#### [EXCERPT]

Gross margin in the quarter of 63.4 percent and adjusted gross margin of 63.7 percent increased 770 basis points compared to the same period last year. Margins improved in all regions and channels, driven by increased prices, fewer promotions and discounts and a favorable product mix.

SG&A expenses climbed 28.9 percent year-over-year but were down as a percent of sales by 390 basis points to 36.1 percent. Adjusted SG&A was relatively flat compared to the prior year at 35.1 percent of revenues.

Income from operations surged 147.5 percent to $160.0 million, and operating margin rose to 27.3 percent from 15.7 percent for the same period last year. Adjusted income from operations rose 93.1 percent to $168.1 million, and the adjusted operating margin was 28.6 percent compared to 21.1 percent for the same period last year. Before the update provided on January 10, the adjusted operating margin had been guided to between 18.1 percent to 21.8 percent.

Net earnings fell to $154.9 million, or $2.57, from $183.3 million, or $2.69, a year ago due to a lower tax benefit in the latest period. Adjusted diluted earnings per share doubled to $2.15 compared to $1.06 for the same period last year.

#### [ASSIGNED TASK A]
In the quarterly results excerpt, what was the adjusted operating margin for the quarter?
#### [ASSIGNED TASK B]
Using the quarterly results excerpt, explain why gross margin improved in the quarter.
#### [ASSIGNED TASK C]
Pick up the quarterly results excerpt after its final sentence and carry it forward.

#### [PROVIDED RECORDS]

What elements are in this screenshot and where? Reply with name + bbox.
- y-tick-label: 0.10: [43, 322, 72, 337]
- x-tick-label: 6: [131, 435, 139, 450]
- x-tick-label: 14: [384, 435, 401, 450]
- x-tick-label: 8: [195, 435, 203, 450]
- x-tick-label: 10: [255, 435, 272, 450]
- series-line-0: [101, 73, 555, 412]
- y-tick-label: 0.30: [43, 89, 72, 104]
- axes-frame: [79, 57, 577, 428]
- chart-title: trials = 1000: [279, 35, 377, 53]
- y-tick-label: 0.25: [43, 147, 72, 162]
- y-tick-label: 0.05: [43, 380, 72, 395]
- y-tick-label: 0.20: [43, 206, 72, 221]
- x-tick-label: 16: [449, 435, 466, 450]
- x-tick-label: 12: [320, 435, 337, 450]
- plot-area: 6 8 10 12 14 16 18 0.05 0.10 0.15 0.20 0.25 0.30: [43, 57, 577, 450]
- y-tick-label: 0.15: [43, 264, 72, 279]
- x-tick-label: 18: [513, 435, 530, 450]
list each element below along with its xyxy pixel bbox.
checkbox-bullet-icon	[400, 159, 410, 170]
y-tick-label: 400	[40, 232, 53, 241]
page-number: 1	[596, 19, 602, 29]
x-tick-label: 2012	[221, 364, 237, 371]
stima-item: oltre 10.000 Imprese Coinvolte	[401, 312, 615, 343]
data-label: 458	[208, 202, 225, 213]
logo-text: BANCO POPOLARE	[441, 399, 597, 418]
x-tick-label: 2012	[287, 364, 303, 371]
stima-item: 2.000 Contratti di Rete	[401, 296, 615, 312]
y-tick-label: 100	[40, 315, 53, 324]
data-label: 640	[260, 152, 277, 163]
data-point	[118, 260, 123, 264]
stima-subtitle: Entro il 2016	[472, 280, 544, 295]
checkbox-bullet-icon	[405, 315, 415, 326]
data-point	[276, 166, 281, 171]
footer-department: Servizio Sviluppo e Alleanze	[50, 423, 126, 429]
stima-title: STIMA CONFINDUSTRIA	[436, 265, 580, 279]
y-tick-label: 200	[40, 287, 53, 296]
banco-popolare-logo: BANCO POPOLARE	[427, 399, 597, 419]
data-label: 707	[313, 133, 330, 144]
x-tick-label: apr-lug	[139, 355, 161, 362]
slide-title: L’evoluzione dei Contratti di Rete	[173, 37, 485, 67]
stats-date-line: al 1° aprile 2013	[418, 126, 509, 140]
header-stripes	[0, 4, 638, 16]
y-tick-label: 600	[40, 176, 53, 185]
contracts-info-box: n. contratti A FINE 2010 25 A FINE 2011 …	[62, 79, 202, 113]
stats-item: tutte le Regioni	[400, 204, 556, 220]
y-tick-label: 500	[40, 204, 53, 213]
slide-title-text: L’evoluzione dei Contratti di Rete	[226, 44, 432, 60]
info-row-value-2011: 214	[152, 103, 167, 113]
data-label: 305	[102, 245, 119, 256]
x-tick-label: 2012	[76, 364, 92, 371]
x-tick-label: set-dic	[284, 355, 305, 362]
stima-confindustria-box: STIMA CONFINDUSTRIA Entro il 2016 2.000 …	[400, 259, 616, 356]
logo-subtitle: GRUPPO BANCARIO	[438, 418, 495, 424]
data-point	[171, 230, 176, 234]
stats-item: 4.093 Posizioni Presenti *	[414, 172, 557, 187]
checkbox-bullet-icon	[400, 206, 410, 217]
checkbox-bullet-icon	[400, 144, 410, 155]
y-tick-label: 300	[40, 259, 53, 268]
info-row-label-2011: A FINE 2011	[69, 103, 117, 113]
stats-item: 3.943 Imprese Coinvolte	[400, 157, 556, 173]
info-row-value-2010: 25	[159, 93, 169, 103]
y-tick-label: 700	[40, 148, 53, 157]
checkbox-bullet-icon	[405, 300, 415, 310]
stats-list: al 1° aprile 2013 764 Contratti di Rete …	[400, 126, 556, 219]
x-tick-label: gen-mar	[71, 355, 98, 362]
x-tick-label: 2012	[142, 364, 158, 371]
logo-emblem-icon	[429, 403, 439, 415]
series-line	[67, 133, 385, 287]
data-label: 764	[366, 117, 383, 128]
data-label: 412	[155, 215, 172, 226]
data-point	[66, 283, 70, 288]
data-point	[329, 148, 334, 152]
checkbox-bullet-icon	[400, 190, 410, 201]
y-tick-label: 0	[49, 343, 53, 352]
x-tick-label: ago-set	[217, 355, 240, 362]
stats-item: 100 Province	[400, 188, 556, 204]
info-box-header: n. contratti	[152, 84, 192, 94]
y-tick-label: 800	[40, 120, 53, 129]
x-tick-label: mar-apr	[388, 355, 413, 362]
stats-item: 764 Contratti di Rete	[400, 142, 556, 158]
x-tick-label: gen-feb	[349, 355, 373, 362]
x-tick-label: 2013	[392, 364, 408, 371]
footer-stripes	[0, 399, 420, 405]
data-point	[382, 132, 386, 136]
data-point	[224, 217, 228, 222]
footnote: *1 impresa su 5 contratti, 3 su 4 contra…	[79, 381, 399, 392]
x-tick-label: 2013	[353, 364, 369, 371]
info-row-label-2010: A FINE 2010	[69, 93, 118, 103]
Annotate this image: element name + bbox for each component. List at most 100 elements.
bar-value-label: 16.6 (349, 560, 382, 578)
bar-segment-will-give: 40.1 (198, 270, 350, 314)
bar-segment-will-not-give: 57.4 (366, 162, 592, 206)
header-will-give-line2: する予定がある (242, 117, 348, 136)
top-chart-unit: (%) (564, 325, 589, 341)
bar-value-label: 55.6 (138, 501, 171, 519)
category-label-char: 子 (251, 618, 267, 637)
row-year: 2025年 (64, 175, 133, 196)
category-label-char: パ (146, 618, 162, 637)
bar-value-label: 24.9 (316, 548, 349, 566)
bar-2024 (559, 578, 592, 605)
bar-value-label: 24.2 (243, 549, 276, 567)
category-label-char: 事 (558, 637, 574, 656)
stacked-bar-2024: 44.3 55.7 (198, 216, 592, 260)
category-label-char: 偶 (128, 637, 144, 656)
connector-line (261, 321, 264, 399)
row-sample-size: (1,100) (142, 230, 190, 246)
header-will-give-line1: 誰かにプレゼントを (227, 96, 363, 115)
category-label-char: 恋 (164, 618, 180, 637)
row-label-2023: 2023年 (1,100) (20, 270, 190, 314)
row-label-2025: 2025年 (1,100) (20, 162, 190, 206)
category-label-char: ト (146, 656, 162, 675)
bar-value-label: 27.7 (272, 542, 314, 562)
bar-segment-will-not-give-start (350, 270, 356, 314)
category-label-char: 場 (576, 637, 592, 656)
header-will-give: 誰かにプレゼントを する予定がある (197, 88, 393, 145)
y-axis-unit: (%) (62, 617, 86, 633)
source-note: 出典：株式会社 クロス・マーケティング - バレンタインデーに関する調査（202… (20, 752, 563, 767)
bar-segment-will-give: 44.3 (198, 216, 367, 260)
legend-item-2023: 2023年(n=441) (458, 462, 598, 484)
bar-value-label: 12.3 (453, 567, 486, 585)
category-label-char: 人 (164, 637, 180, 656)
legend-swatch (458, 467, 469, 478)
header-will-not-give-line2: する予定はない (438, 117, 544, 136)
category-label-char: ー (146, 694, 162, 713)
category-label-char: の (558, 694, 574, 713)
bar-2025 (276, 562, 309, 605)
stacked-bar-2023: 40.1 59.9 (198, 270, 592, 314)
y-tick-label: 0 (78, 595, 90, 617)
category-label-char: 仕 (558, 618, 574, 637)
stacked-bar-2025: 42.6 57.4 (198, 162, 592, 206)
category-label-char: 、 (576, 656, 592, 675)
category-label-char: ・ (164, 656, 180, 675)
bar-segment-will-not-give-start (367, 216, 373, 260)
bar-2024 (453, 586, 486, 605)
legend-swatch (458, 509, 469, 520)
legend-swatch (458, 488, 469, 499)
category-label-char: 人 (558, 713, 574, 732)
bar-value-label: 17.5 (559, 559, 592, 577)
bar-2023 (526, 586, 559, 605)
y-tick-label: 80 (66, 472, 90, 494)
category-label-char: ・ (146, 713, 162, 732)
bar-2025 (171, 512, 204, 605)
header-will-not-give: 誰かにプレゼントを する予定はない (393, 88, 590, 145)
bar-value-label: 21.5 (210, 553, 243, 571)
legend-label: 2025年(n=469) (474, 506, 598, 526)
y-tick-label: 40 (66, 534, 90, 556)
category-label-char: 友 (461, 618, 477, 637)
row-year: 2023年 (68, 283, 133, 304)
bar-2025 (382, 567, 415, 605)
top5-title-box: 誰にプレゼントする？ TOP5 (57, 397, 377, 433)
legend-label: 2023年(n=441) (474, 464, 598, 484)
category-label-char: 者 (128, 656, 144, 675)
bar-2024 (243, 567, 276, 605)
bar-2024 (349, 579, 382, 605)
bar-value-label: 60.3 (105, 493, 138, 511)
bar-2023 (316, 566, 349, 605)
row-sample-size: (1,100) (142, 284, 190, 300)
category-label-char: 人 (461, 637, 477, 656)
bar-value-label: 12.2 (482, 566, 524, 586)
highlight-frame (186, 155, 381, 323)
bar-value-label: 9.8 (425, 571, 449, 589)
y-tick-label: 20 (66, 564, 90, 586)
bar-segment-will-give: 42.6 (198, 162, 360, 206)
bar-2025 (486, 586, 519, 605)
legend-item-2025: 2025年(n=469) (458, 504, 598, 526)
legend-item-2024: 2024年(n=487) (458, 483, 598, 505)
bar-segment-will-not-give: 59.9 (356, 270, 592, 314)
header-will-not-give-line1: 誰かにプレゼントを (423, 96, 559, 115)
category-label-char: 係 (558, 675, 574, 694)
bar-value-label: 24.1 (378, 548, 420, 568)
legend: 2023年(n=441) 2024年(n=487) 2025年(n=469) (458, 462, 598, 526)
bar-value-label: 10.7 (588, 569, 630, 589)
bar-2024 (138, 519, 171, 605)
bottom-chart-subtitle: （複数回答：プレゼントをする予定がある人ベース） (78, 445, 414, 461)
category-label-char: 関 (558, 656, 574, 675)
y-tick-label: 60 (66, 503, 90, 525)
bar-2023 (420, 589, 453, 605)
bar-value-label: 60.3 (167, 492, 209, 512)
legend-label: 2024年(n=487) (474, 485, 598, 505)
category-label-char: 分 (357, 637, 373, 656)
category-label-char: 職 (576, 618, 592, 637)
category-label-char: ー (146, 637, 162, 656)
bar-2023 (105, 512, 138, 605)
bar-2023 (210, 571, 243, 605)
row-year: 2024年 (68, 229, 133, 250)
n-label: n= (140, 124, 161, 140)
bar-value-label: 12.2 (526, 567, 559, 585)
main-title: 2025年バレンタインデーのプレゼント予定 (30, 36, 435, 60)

#### [WRITTEN REPLY A]
28.6 percent

#### [WRITTEN REPLY B]
Gross margin rose to 63.4 percent, up 770 basis points from the same period last year. The improvement came from higher prices, fewer promotions and discounts, and a favorable product mix, and it showed up in all regions and channels.

#### [WRITTEN REPLY C]
2021 Revenues Vault 67 Percent
The fourth quarter capped off another impressive year that saw revenue expand 66.9 percent, or 65.2 percent on a constant-currency basis, to $2.31 billion. Adjusted EPS in 2021 more than doubled to $8.32 from $3.22.

“These exceptional results demonstrate the strength of the cross-brand and its resonance with consumers globally,” said Rees.

Calling out some highlights for the year, Rees said digital revenues, which combine e-commerce from owned and third-party sites, grew 48 percent over 2020 and 122 percent over 2019. Digital penetration increased on a two-year basis to 37 percent from 31 percent in 2019.

Adjusted operating margins expanded to 30 percent in 2021 from 19 percent in 2020.

Clogs sales were “particularly strong” in 2021, increasing to 80 percent of total footwear revenues versus 72 percent in 2020. Sales of the classic clog franchise increased triple-digits, driven by graphics and Lined, Hike and Adventure iterations.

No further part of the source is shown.